TEXT PROVIDED
*****

Working today and tomorrow so I should have something by Wednesday.

----------


## bramblefoot

aye aye captain

----------


## bramblefoot

soooooooooo,

any idea when my opening post comes out? im not rushing you, im just interested in knowing

----------


## MrAbdiel

I hear ya, bud.  Hoping to get it done tonight.  I'm keen too!

----------


## MrAbdiel

Posted again.  It's viking prom!  Or, you know; a horrible sacrificial ritual and feast.  The point is, it's an important social occasion for these raiding tribes.  How will Jorunn spend his time there, I wonder?

----------


## MrAbdiel

Oh, and if you would be so kind, can you roll me three separate D10's?

----------


## bramblefoot

i had an idea where we catch a giant demon fish

(3d10)[*6*][*3*][*1*](10)

----------


## MrAbdiel

Absolute bro.

*****

WORK TO COMPLETE
(A) In the forum thread, why does MrAbdiel call the event in his new post "viking prom"? Answer in one to three sentences.
(B) Quote everything in the forum thread from "any idea when" down to "I'm keen too!".
The entries are not needed for this work.

*****

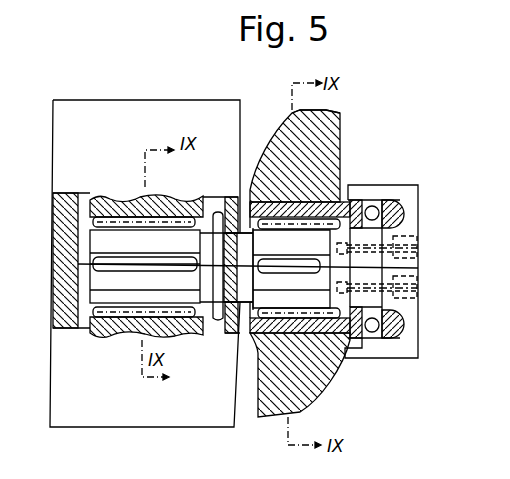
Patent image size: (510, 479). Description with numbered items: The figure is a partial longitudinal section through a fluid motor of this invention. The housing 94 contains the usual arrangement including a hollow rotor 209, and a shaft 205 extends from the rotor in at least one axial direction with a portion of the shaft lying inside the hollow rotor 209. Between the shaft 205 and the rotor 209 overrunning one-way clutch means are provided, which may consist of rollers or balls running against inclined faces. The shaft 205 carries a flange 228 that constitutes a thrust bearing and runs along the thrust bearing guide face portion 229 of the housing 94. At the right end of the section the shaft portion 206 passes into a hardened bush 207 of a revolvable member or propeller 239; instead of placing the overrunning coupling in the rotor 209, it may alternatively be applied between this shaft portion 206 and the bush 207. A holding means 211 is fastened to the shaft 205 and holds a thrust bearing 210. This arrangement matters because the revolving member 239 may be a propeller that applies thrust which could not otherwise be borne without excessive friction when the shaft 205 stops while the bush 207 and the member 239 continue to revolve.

The housing 94 is at (80, 152).
The shaft 205 is at (132, 297).
The shaft portion 206 is at (263, 250).
The bush 207 is at (338, 152).
The rotor 209 is at (165, 210).
The thrust bearing 210 is at (371, 336).
The holding means 211 is at (407, 344).
The flange 228 is at (216, 322).
The thrust bearing guide face portion 229 is at (229, 333).
The revolvable member or propeller 239 is at (330, 122).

*****

CORRECT ANSWERS
(A) It is really a horrible sacrificial ritual and feast, but it is an important social occasion for the raiding tribes.

(B)
any idea when my opening post comes out? im not rushing you, im just interested in knowing

----------


## MrAbdiel

I hear ya, bud.  Hoping to get it done tonight.  I'm keen too!